Your objective:
Make an exact transcription of the material, leaving out all images.
════════════════════
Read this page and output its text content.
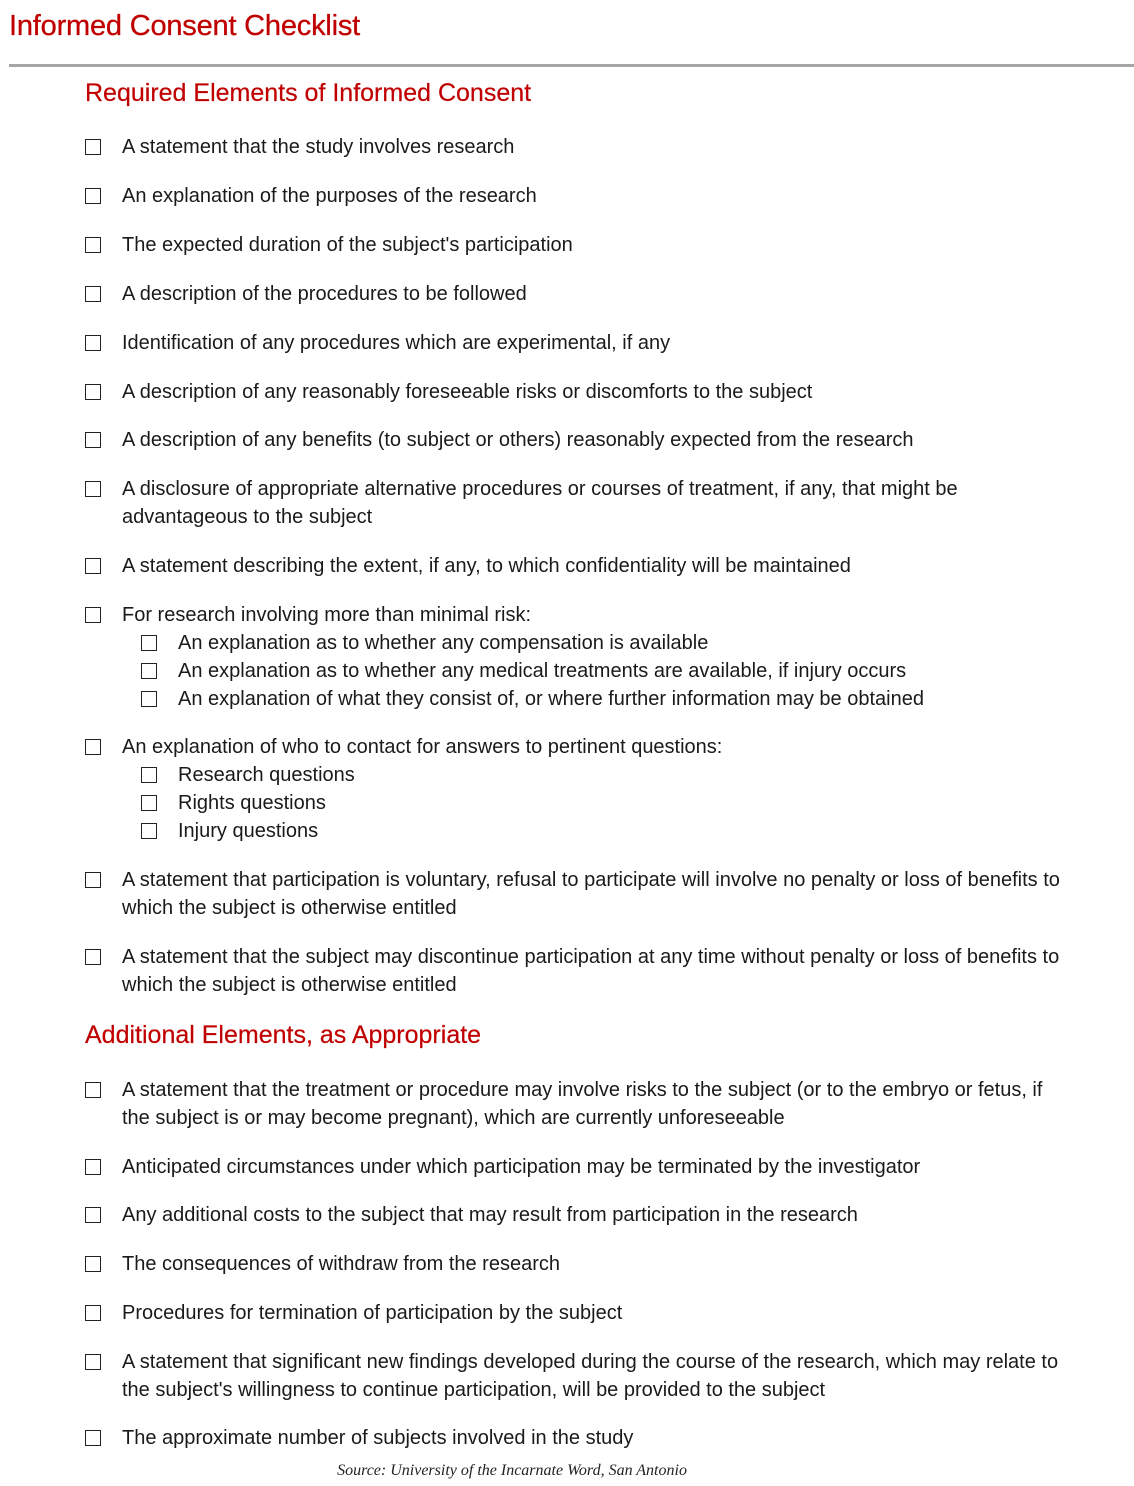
Informed Consent Checklist
Required Elements of Informed Consent
A statement that the study involves research
An explanation of the purposes of the research
The expected duration of the subject's participation
A description of the procedures to be followed
Identification of any procedures which are experimental, if any
A description of any reasonably foreseeable risks or discomforts to the subject
A description of any benefits (to subject or others) reasonably expected from the research
A disclosure of appropriate alternative procedures or courses of treatment, if any, that might be advantageous to the subject
A statement describing the extent, if any, to which confidentiality will be maintained
For research involving more than minimal risk:
An explanation as to whether any compensation is available
An explanation as to whether any medical treatments are available, if injury occurs
An explanation of what they consist of, or where further information may be obtained
An explanation of who to contact for answers to pertinent questions:
Research questions
Rights questions
Injury questions
A statement that participation is voluntary, refusal to participate will involve no penalty or loss of benefits to which the subject is otherwise entitled
A statement that the subject may discontinue participation at any time without penalty or loss of benefits to which the subject is otherwise entitled
Additional Elements, as Appropriate
A statement that the treatment or procedure may involve risks to the subject (or to the embryo or fetus, if the subject is or may become pregnant), which are currently unforeseeable
Anticipated circumstances under which participation may be terminated by the investigator
Any additional costs to the subject that may result from participation in the research
The consequences of withdraw from the research
Procedures for termination of participation by the subject
A statement that significant new findings developed during the course of the research, which may relate to the subject's willingness to continue participation, will be provided to the subject
The approximate number of subjects involved in the study
Source: University of the Incarnate Word, San Antonio
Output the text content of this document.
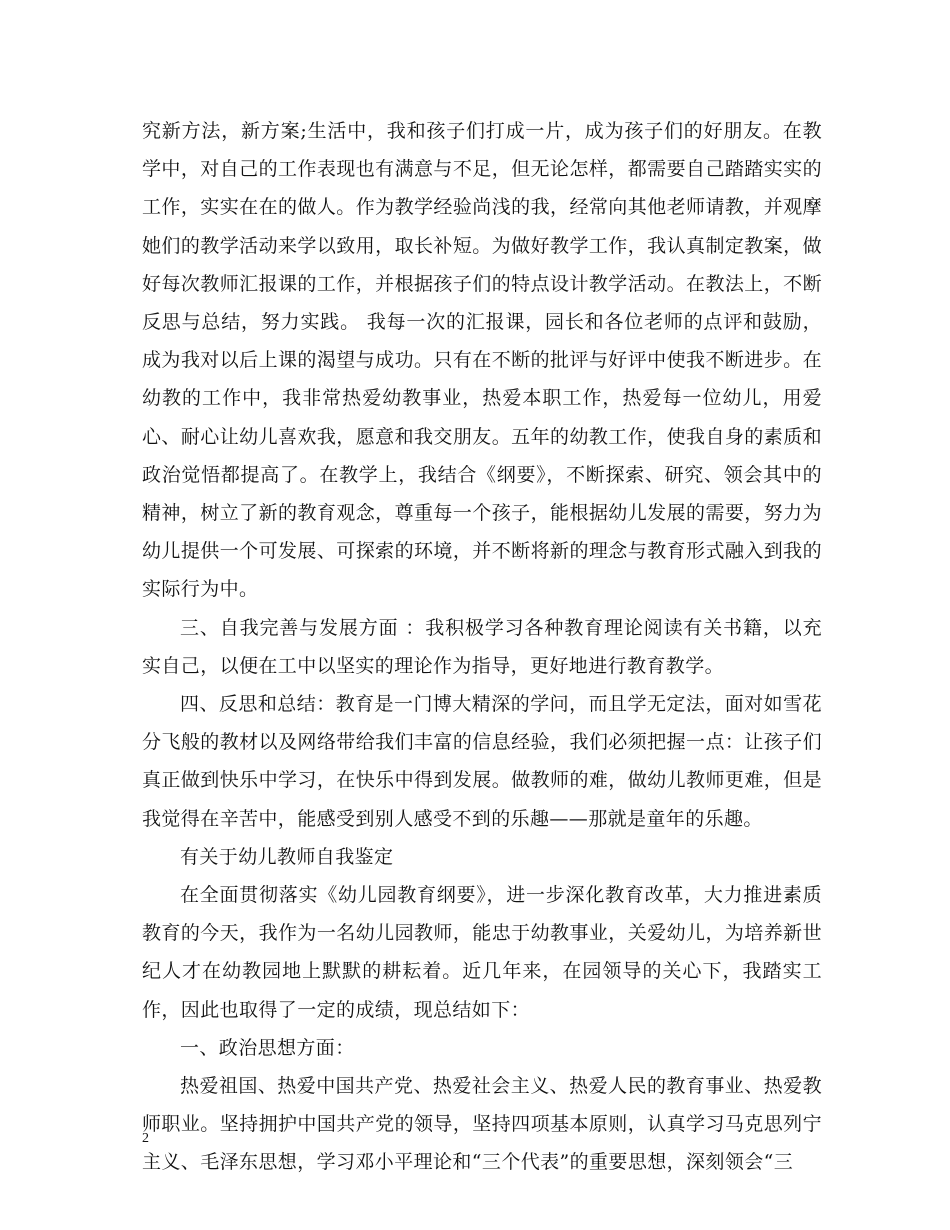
究新方法，新方案;生活中，我和孩子们打成一片，成为孩子们的好朋友。在教学中，对自己的工作表现也有满意与不足，但无论怎样，都需要自己踏踏实实的工作，实实在在的做人。作为教学经验尚浅的我，经常向其他老师请教，并观摩她们的教学活动来学以致用，取长补短。为做好教学工作，我认真制定教案，做好每次教师汇报课的工作，并根据孩子们的特点设计教学活动。在教法上，不断反思与总结，努力实践。 我每一次的汇报课，园长和各位老师的点评和鼓励， 成为我对以后上课的渴望与成功。只有在不断的批评与好评中使我不断进步。在幼教的工作中，我非常热爱幼教事业，热爱本职工作，热爱每一位幼儿，用爱心、耐心让幼儿喜欢我，愿意和我交朋友。五年的幼教工作，使我自身的素质和政治觉悟都提高了。在教学上，我结合《纲要》，不断探索、研究、领会其中的精神，树立了新的教育观念，尊重每一个孩子，能根据幼儿发展的需要，努力为幼儿提供一个可发展、可探索的环境，并不断将新的理念与教育形式融入到我的实际行为中。

三、自我完善与发展方面 ：我积极学习各种教育理论阅读有关书籍，以充实自己，以便在工中以坚实的理论作为指导，更好地进行教育教学。

四、反思和总结：教育是一门博大精深的学问，而且学无定法，面对如雪花分飞般的教材以及网络带给我们丰富的信息经验，我们必须把握一点：让孩子们真正做到快乐中学习，在快乐中得到发展。做教师的难，做幼儿教师更难，但是我觉得在辛苦中，能感受到别人感受不到的乐趣——那就是童年的乐趣。

有关于幼儿教师自我鉴定

在全面贯彻落实《幼儿园教育纲要》，进一步深化教育改革，大力推进素质教育的今天，我作为一名幼儿园教师，能忠于幼教事业，关爱幼儿，为培养新世纪人才在幼教园地上默默的耕耘着。近几年来，在园领导的关心下，我踏实工作，因此也取得了一定的成绩，现总结如下：

一、政治思想方面：

热爱祖国、热爱中国共产党、热爱社会主义、热爱人民的教育事业、热爱教师职业。坚持拥护中国共产党的领导，坚持四项基本原则，认真学习马克思列宁主义、毛泽东思想，学习邓小平理论和“三个代表”的重要思想，深刻领会“三

2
════════════════════
Full solution:
Read this page and output its text content.
Informed Consent Checklist
Required Elements of Informed Consent
A statement that the study involves research
An explanation of the purposes of the research
The expected duration of the subject's participation
A description of the procedures to be followed
Identification of any procedures which are experimental, if any
A description of any reasonably foreseeable risks or discomforts to the subject
A description of any benefits (to subject or others) reasonably expected from the research
A disclosure of appropriate alternative procedures or courses of treatment, if any, that might be advantageous to the subject
A statement describing the extent, if any, to which confidentiality will be maintained
For research involving more than minimal risk:
An explanation as to whether any compensation is available
An explanation as to whether any medical treatments are available, if injury occurs
An explanation of what they consist of, or where further information may be obtained
An explanation of who to contact for answers to pertinent questions:
Research questions
Rights questions
Injury questions
A statement that participation is voluntary, refusal to participate will involve no penalty or loss of benefits to which the subject is otherwise entitled
A statement that the subject may discontinue participation at any time without penalty or loss of benefits to which the subject is otherwise entitled
Additional Elements, as Appropriate
A statement that the treatment or procedure may involve risks to the subject (or to the embryo or fetus, if the subject is or may become pregnant), which are currently unforeseeable
Anticipated circumstances under which participation may be terminated by the investigator
Any additional costs to the subject that may result from participation in the research
The consequences of withdraw from the research
Procedures for termination of participation by the subject
A statement that significant new findings developed during the course of the research, which may relate to the subject's willingness to continue participation, will be provided to the subject
The approximate number of subjects involved in the study
Source: University of the Incarnate Word, San Antonio
Output the text content of this document.
究新方法，新方案;生活中，我和孩子们打成一片，成为孩子们的好朋友。在教学中，对自己的工作表现也有满意与不足，但无论怎样，都需要自己踏踏实实的工作，实实在在的做人。作为教学经验尚浅的我，经常向其他老师请教，并观摩她们的教学活动来学以致用，取长补短。为做好教学工作，我认真制定教案，做好每次教师汇报课的工作，并根据孩子们的特点设计教学活动。在教法上，不断反思与总结，努力实践。 我每一次的汇报课，园长和各位老师的点评和鼓励， 成为我对以后上课的渴望与成功。只有在不断的批评与好评中使我不断进步。在幼教的工作中，我非常热爱幼教事业，热爱本职工作，热爱每一位幼儿，用爱心、耐心让幼儿喜欢我，愿意和我交朋友。五年的幼教工作，使我自身的素质和政治觉悟都提高了。在教学上，我结合《纲要》，不断探索、研究、领会其中的精神，树立了新的教育观念，尊重每一个孩子，能根据幼儿发展的需要，努力为幼儿提供一个可发展、可探索的环境，并不断将新的理念与教育形式融入到我的实际行为中。

三、自我完善与发展方面 ：我积极学习各种教育理论阅读有关书籍，以充实自己，以便在工中以坚实的理论作为指导，更好地进行教育教学。

四、反思和总结：教育是一门博大精深的学问，而且学无定法，面对如雪花分飞般的教材以及网络带给我们丰富的信息经验，我们必须把握一点：让孩子们真正做到快乐中学习，在快乐中得到发展。做教师的难，做幼儿教师更难，但是我觉得在辛苦中，能感受到别人感受不到的乐趣——那就是童年的乐趣。

有关于幼儿教师自我鉴定

在全面贯彻落实《幼儿园教育纲要》，进一步深化教育改革，大力推进素质教育的今天，我作为一名幼儿园教师，能忠于幼教事业，关爱幼儿，为培养新世纪人才在幼教园地上默默的耕耘着。近几年来，在园领导的关心下，我踏实工作，因此也取得了一定的成绩，现总结如下：

一、政治思想方面：

热爱祖国、热爱中国共产党、热爱社会主义、热爱人民的教育事业、热爱教师职业。坚持拥护中国共产党的领导，坚持四项基本原则，认真学习马克思列宁主义、毛泽东思想，学习邓小平理论和“三个代表”的重要思想，深刻领会“三

2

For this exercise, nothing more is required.